Collection entries:
|---|
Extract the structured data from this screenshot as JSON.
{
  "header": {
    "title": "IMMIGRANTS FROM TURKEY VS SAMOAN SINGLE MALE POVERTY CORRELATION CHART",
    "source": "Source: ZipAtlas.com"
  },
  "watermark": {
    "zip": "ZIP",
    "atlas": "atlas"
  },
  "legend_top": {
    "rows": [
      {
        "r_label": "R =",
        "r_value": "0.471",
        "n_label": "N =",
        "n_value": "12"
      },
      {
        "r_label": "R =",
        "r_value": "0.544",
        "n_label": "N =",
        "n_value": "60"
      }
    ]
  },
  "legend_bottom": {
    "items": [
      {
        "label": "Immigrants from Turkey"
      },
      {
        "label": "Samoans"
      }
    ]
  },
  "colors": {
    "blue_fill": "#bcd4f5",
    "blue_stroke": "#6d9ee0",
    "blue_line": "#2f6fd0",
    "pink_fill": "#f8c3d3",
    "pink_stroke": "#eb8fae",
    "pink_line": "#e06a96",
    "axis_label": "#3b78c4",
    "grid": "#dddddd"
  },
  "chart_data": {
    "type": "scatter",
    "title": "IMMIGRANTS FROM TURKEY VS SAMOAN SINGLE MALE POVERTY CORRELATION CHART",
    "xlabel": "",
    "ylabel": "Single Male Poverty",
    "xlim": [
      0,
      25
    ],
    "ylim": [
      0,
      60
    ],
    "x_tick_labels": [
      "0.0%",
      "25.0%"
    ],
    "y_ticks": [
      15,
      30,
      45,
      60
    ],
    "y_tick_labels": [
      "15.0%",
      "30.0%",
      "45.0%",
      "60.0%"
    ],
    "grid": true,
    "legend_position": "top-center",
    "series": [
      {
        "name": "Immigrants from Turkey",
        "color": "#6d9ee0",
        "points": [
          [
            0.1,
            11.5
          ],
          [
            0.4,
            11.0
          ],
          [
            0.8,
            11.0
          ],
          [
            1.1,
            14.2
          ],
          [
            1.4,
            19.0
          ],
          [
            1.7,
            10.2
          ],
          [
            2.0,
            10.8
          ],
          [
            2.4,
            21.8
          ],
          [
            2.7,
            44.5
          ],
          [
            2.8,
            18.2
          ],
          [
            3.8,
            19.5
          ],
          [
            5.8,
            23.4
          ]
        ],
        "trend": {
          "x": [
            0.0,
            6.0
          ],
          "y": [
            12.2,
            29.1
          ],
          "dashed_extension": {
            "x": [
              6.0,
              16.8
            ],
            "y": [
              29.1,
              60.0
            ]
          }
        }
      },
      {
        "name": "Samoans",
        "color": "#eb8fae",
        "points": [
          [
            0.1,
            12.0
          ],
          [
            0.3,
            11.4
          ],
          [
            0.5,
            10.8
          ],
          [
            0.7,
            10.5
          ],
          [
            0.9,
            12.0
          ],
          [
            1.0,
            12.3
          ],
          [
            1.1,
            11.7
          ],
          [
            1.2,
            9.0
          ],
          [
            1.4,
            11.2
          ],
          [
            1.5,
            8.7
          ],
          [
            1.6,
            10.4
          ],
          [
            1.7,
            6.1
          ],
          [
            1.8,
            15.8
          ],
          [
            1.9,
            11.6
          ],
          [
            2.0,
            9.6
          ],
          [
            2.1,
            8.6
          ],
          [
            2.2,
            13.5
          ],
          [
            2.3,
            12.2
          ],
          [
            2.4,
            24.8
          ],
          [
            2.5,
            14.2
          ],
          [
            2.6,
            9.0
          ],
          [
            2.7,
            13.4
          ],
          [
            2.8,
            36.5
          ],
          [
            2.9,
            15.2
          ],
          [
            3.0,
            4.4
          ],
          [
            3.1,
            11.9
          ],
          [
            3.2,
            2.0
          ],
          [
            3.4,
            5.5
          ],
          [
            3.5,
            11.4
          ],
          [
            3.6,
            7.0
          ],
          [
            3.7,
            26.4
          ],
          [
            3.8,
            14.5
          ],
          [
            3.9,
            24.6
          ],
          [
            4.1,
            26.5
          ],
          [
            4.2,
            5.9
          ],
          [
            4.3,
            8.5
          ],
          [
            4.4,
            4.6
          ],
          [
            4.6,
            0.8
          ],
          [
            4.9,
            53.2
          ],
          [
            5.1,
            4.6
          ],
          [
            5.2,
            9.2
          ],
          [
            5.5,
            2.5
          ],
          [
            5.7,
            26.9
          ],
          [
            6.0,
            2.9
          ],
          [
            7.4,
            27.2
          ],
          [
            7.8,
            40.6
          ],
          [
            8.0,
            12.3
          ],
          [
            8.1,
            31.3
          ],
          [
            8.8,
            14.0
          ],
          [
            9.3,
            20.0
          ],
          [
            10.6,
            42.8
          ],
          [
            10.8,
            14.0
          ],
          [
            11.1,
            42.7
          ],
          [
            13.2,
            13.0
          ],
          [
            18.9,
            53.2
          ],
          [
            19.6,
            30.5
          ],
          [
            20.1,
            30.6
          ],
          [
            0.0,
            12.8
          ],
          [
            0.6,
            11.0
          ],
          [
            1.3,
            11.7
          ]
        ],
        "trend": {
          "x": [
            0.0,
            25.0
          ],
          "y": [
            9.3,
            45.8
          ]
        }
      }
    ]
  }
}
|---|
Give back all the data exactly as written.

Extract the structured data from this screenshot as JSON.
{
  "header": {
    "title": "IMMIGRANTS FROM TURKEY VS SAMOAN SINGLE MALE POVERTY CORRELATION CHART",
    "source": "Source: ZipAtlas.com"
  },
  "watermark": {
    "zip": "ZIP",
    "atlas": "atlas"
  },
  "legend_top": {
    "rows": [
      {
        "r_label": "R =",
        "r_value": "0.471",
        "n_label": "N =",
        "n_value": "12"
      },
      {
        "r_label": "R =",
        "r_value": "0.544",
        "n_label": "N =",
        "n_value": "60"
      }
    ]
  },
  "legend_bottom": {
    "items": [
      {
        "label": "Immigrants from Turkey"
      },
      {
        "label": "Samoans"
      }
    ]
  },
  "colors": {
    "blue_fill": "#bcd4f5",
    "blue_stroke": "#6d9ee0",
    "blue_line": "#2f6fd0",
    "pink_fill": "#f8c3d3",
    "pink_stroke": "#eb8fae",
    "pink_line": "#e06a96",
    "axis_label": "#3b78c4",
    "grid": "#dddddd"
  },
  "chart_data": {
    "type": "scatter",
    "title": "IMMIGRANTS FROM TURKEY VS SAMOAN SINGLE MALE POVERTY CORRELATION CHART",
    "xlabel": "",
    "ylabel": "Single Male Poverty",
    "xlim": [
      0,
      25
    ],
    "ylim": [
      0,
      60
    ],
    "x_tick_labels": [
      "0.0%",
      "25.0%"
    ],
    "y_ticks": [
      15,
      30,
      45,
      60
    ],
    "y_tick_labels": [
      "15.0%",
      "30.0%",
      "45.0%",
      "60.0%"
    ],
    "grid": true,
    "legend_position": "top-center",
    "series": [
      {
        "name": "Immigrants from Turkey",
        "color": "#6d9ee0",
        "points": [
          [
            0.1,
            11.5
          ],
          [
            0.4,
            11.0
          ],
          [
            0.8,
            11.0
          ],
          [
            1.1,
            14.2
          ],
          [
            1.4,
            19.0
          ],
          [
            1.7,
            10.2
          ],
          [
            2.0,
            10.8
          ],
          [
            2.4,
            21.8
          ],
          [
            2.7,
            44.5
          ],
          [
            2.8,
            18.2
          ],
          [
            3.8,
            19.5
          ],
          [
            5.8,
            23.4
          ]
        ],
        "trend": {
          "x": [
            0.0,
            6.0
          ],
          "y": [
            12.2,
            29.1
          ],
          "dashed_extension": {
            "x": [
              6.0,
              16.8
            ],
            "y": [
              29.1,
              60.0
            ]
          }
        }
      },
      {
        "name": "Samoans",
        "color": "#eb8fae",
        "points": [
          [
            0.1,
            12.0
          ],
          [
            0.3,
            11.4
          ],
          [
            0.5,
            10.8
          ],
          [
            0.7,
            10.5
          ],
          [
            0.9,
            12.0
          ],
          [
            1.0,
            12.3
          ],
          [
            1.1,
            11.7
          ],
          [
            1.2,
            9.0
          ],
          [
            1.4,
            11.2
          ],
          [
            1.5,
            8.7
          ],
          [
            1.6,
            10.4
          ],
          [
            1.7,
            6.1
          ],
          [
            1.8,
            15.8
          ],
          [
            1.9,
            11.6
          ],
          [
            2.0,
            9.6
          ],
          [
            2.1,
            8.6
          ],
          [
            2.2,
            13.5
          ],
          [
            2.3,
            12.2
          ],
          [
            2.4,
            24.8
          ],
          [
            2.5,
            14.2
          ],
          [
            2.6,
            9.0
          ],
          [
            2.7,
            13.4
          ],
          [
            2.8,
            36.5
          ],
          [
            2.9,
            15.2
          ],
          [
            3.0,
            4.4
          ],
          [
            3.1,
            11.9
          ],
          [
            3.2,
            2.0
          ],
          [
            3.4,
            5.5
          ],
          [
            3.5,
            11.4
          ],
          [
            3.6,
            7.0
          ],
          [
            3.7,
            26.4
          ],
          [
            3.8,
            14.5
          ],
          [
            3.9,
            24.6
          ],
          [
            4.1,
            26.5
          ],
          [
            4.2,
            5.9
          ],
          [
            4.3,
            8.5
          ],
          [
            4.4,
            4.6
          ],
          [
            4.6,
            0.8
          ],
          [
            4.9,
            53.2
          ],
          [
            5.1,
            4.6
          ],
          [
            5.2,
            9.2
          ],
          [
            5.5,
            2.5
          ],
          [
            5.7,
            26.9
          ],
          [
            6.0,
            2.9
          ],
          [
            7.4,
            27.2
          ],
          [
            7.8,
            40.6
          ],
          [
            8.0,
            12.3
          ],
          [
            8.1,
            31.3
          ],
          [
            8.8,
            14.0
          ],
          [
            9.3,
            20.0
          ],
          [
            10.6,
            42.8
          ],
          [
            10.8,
            14.0
          ],
          [
            11.1,
            42.7
          ],
          [
            13.2,
            13.0
          ],
          [
            18.9,
            53.2
          ],
          [
            19.6,
            30.5
          ],
          [
            20.1,
            30.6
          ],
          [
            0.0,
            12.8
          ],
          [
            0.6,
            11.0
          ],
          [
            1.3,
            11.7
          ]
        ],
        "trend": {
          "x": [
            0.0,
            25.0
          ],
          "y": [
            9.3,
            45.8
          ]
        }
      }
    ]
  }
}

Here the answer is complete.